▸ **Records for the task**
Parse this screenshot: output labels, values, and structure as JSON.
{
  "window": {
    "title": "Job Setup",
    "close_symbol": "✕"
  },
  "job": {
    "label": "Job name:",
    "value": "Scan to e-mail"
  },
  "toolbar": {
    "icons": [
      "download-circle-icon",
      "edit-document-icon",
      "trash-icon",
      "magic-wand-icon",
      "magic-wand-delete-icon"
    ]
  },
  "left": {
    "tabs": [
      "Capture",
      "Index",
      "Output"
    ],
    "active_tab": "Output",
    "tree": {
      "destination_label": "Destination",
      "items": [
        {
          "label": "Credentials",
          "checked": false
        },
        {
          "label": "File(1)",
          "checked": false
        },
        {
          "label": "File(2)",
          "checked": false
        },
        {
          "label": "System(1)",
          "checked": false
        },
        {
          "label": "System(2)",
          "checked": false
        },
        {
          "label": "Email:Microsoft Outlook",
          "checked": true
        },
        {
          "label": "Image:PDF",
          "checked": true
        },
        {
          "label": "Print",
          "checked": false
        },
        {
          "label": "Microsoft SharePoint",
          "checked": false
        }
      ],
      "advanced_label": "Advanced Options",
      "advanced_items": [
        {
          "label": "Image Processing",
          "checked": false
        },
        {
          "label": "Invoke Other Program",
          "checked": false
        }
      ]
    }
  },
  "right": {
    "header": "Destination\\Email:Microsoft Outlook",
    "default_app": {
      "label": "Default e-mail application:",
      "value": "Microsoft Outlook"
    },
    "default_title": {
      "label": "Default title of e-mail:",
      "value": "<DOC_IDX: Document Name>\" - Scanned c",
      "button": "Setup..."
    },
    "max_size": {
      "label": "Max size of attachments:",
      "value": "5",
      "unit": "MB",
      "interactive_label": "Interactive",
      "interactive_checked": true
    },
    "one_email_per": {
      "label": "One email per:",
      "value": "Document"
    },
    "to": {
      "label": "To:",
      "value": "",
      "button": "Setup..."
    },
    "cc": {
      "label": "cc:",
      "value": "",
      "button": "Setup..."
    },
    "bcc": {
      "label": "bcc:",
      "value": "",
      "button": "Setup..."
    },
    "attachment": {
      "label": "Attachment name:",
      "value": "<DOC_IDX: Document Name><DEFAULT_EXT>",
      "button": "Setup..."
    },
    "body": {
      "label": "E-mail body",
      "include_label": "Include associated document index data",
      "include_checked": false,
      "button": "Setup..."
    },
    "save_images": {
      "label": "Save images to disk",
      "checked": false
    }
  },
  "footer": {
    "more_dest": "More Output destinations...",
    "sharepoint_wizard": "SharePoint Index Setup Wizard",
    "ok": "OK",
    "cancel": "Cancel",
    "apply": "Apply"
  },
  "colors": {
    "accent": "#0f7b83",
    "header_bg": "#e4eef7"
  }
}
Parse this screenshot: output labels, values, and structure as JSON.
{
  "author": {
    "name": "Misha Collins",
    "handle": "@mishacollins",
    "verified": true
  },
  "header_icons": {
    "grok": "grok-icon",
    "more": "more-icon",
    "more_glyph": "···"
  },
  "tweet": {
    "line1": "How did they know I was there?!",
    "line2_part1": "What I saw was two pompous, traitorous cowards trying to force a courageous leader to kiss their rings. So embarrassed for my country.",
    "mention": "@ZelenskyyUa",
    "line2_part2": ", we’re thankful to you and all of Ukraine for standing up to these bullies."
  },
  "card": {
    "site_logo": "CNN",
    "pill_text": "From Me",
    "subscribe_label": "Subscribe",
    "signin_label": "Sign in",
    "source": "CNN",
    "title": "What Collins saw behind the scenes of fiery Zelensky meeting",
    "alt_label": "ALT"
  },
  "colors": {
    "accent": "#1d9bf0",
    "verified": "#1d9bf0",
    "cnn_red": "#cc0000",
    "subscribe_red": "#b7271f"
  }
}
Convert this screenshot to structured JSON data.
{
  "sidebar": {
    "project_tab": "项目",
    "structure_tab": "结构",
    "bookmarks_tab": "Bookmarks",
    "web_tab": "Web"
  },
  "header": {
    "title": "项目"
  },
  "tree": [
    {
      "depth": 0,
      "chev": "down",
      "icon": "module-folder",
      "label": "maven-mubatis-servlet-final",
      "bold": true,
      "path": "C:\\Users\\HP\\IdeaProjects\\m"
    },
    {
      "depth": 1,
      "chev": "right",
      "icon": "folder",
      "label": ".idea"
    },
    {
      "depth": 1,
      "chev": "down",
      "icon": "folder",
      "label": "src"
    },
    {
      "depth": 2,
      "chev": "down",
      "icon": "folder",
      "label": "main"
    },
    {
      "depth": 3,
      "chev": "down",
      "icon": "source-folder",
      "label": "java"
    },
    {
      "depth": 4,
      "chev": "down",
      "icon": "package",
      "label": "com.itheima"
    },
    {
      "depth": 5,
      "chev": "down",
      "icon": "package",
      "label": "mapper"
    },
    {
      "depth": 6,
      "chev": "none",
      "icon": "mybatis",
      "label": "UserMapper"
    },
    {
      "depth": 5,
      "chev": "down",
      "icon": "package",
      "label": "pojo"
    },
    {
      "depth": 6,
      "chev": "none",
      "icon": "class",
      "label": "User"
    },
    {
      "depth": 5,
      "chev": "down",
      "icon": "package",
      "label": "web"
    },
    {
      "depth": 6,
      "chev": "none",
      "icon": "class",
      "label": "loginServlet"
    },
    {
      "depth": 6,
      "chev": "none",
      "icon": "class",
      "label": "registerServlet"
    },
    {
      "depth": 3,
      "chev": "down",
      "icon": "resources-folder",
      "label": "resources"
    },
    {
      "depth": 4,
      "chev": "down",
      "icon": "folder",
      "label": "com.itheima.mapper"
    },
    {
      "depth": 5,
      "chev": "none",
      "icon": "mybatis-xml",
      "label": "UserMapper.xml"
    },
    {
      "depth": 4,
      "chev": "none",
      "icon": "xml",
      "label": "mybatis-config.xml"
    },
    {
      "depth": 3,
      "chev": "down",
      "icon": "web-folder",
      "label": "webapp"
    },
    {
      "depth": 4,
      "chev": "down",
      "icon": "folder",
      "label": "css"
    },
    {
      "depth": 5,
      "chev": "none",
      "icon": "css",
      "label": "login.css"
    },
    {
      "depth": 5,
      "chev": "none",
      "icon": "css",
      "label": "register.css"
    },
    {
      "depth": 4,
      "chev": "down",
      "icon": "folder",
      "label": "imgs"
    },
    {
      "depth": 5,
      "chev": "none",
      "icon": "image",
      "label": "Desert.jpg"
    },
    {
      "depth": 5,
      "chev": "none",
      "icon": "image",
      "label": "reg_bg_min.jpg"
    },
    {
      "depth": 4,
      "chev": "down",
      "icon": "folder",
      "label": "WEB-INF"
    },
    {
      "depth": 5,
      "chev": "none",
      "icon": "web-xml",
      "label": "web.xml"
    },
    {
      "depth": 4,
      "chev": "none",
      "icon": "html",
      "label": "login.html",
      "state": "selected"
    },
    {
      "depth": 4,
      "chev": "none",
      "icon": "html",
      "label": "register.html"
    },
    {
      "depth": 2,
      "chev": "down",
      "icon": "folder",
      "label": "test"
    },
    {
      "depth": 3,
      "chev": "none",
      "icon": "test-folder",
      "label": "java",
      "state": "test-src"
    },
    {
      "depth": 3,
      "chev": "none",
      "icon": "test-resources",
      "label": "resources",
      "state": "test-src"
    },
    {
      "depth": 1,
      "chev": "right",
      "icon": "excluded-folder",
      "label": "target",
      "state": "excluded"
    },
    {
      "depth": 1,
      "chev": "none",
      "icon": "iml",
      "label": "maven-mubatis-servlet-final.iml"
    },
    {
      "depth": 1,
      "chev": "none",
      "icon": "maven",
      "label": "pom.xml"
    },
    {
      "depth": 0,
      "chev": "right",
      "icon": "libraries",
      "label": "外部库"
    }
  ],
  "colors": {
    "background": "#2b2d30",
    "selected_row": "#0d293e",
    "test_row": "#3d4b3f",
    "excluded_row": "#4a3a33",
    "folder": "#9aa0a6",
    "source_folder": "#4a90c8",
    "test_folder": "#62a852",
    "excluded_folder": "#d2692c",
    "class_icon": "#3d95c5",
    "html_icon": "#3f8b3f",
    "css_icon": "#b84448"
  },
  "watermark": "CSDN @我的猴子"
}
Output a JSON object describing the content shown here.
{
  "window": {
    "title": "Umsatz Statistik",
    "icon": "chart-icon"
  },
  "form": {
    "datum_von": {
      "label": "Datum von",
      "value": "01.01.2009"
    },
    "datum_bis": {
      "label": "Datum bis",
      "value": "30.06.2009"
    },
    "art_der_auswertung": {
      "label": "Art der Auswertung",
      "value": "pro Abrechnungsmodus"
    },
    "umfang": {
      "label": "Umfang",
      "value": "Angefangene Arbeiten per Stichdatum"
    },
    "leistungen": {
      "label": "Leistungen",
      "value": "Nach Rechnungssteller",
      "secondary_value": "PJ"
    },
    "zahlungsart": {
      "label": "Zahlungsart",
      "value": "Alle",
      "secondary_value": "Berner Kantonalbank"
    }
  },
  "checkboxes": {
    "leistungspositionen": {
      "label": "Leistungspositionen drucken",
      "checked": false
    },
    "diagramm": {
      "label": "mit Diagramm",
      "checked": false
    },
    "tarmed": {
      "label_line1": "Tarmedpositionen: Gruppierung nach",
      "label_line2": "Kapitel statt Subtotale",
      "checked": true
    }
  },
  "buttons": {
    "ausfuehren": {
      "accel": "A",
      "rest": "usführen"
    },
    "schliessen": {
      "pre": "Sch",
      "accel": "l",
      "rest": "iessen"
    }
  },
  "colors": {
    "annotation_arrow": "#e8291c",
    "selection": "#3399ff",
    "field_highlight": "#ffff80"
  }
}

▸ **Set problem**
Scan the material above for the string "What" and report each line where you find it.

▸ **Exercise answer**
    "line2_part1": "What I saw was two pompous, traitorous cowards trying to force a courageous leader to kiss their rings. So embarrassed for my country.",
    "title": "What Collins saw behind the scenes of fiery Zelensky meeting",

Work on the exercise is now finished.